## What is being asked
Every entry below must be repeated exactly; skip the pictures.
>> begin Supplied records
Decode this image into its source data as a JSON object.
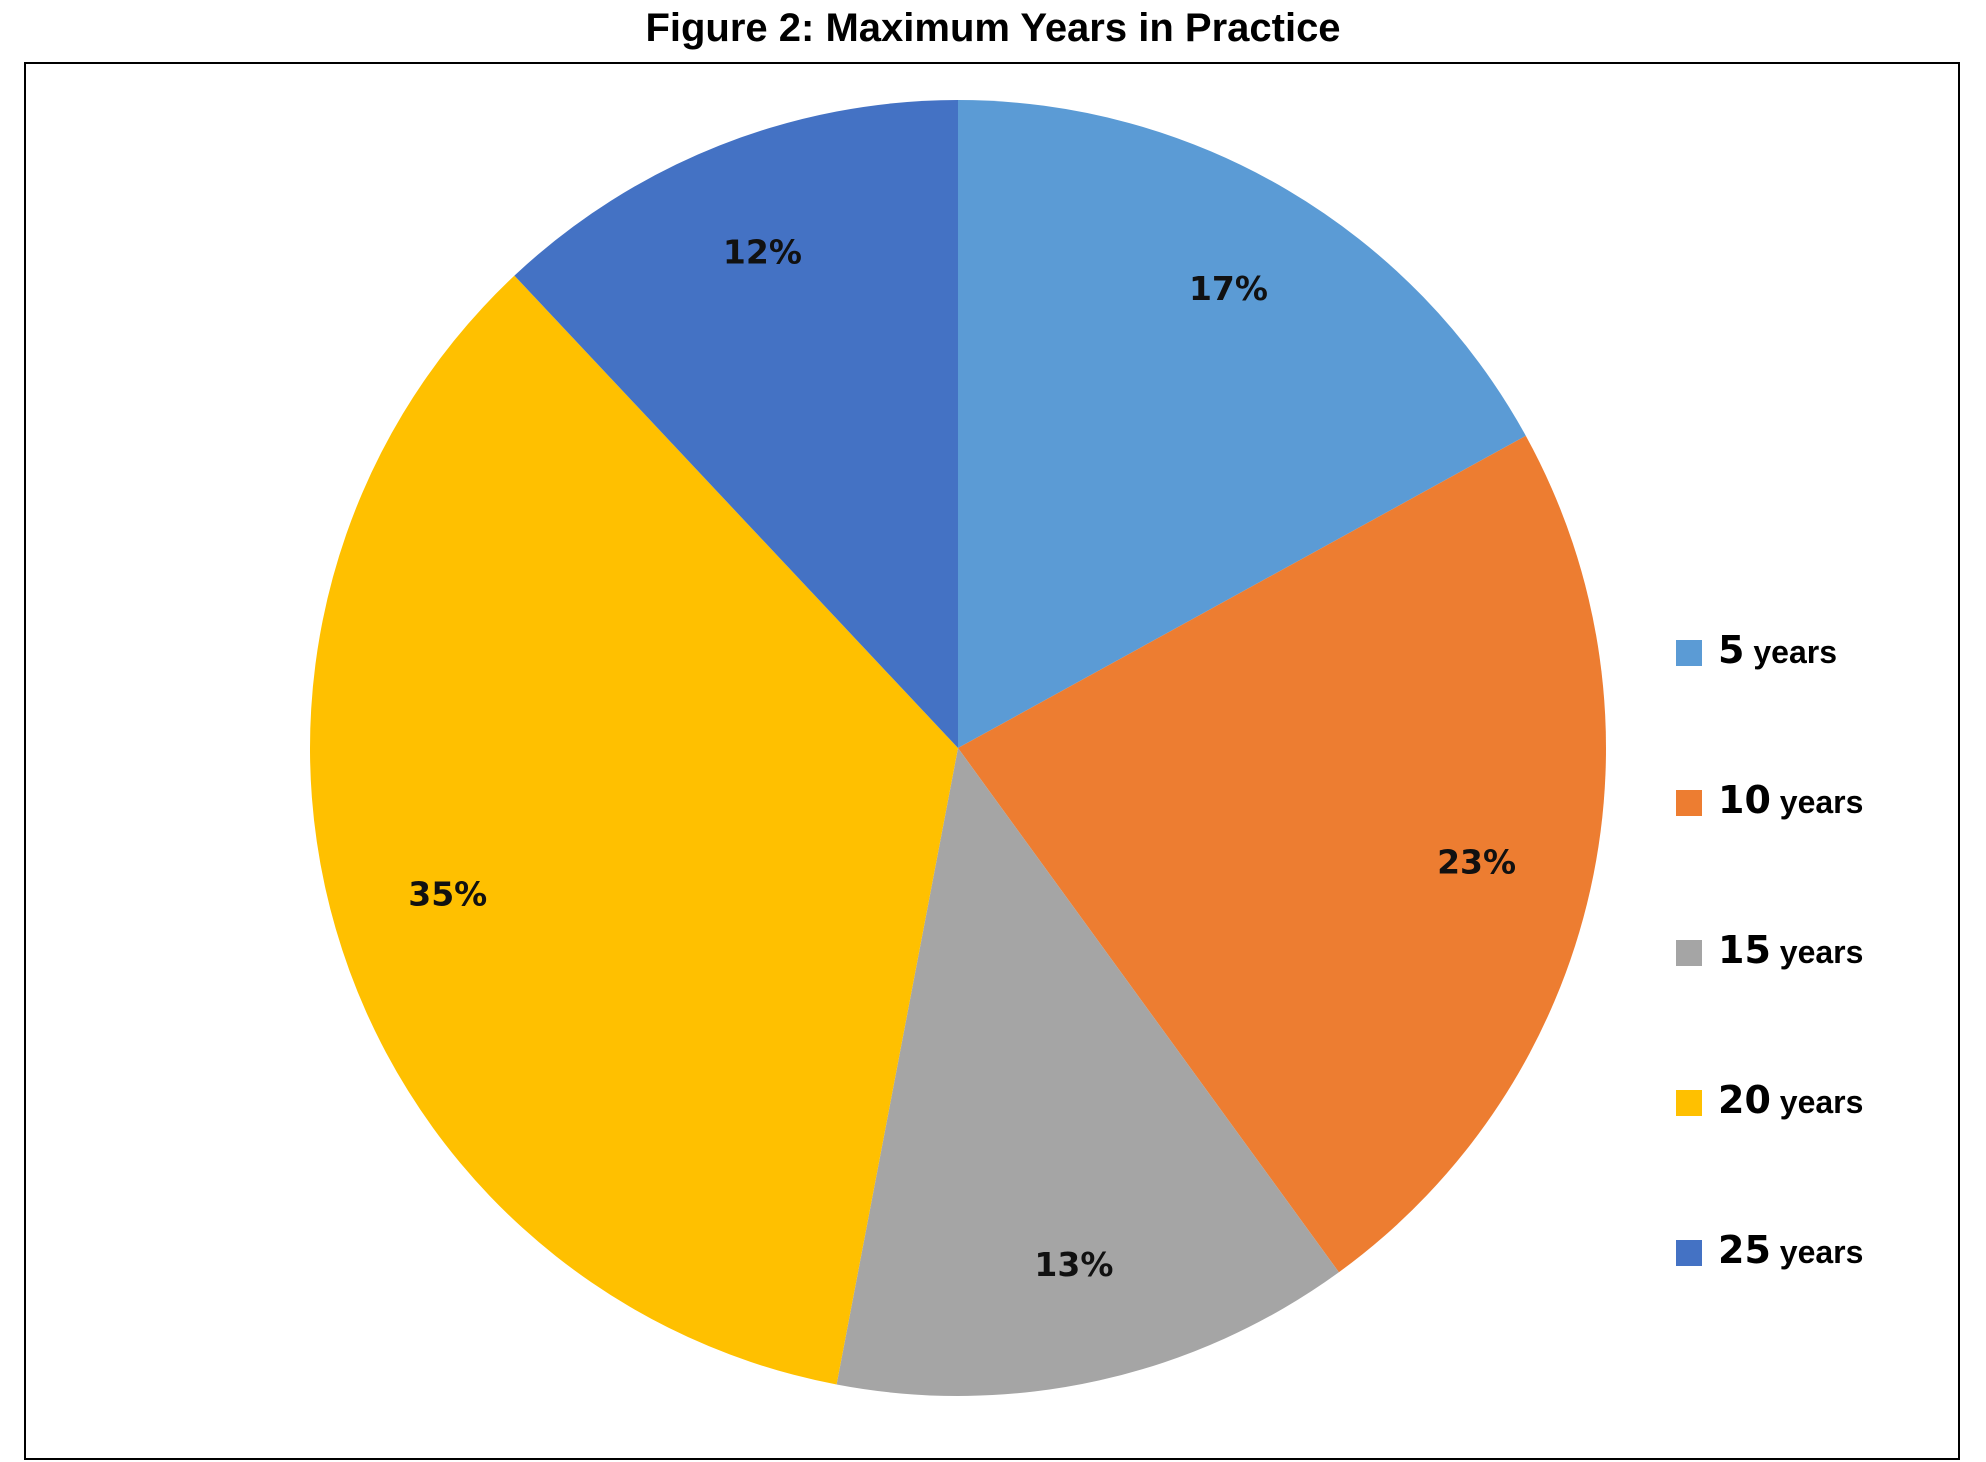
{
  "chart_data": {
    "type": "pie",
    "title": "Figure 2: Maximum Years in Practice",
    "legend_position": "right",
    "slices": [
      {
        "name": "5",
        "unit": "years",
        "value": 17,
        "label": "17%",
        "color": "#5B9BD5"
      },
      {
        "name": "10",
        "unit": "years",
        "value": 23,
        "label": "23%",
        "color": "#ED7D31"
      },
      {
        "name": "15",
        "unit": "years",
        "value": 13,
        "label": "13%",
        "color": "#A5A5A5"
      },
      {
        "name": "20",
        "unit": "years",
        "value": 35,
        "label": "35%",
        "color": "#FFC000"
      },
      {
        "name": "25",
        "unit": "years",
        "value": 12,
        "label": "12%",
        "color": "#4472C4"
      }
    ]
  }
}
>> end Supplied records
## Solution to the problem
Decode this image into its source data as a JSON object.
{
  "chart_data": {
    "type": "pie",
    "title": "Figure 2: Maximum Years in Practice",
    "legend_position": "right",
    "slices": [
      {
        "name": "5",
        "unit": "years",
        "value": 17,
        "label": "17%",
        "color": "#5B9BD5"
      },
      {
        "name": "10",
        "unit": "years",
        "value": 23,
        "label": "23%",
        "color": "#ED7D31"
      },
      {
        "name": "15",
        "unit": "years",
        "value": 13,
        "label": "13%",
        "color": "#A5A5A5"
      },
      {
        "name": "20",
        "unit": "years",
        "value": 35,
        "label": "35%",
        "color": "#FFC000"
      },
      {
        "name": "25",
        "unit": "years",
        "value": 12,
        "label": "12%",
        "color": "#4472C4"
      }
    ]
  }
}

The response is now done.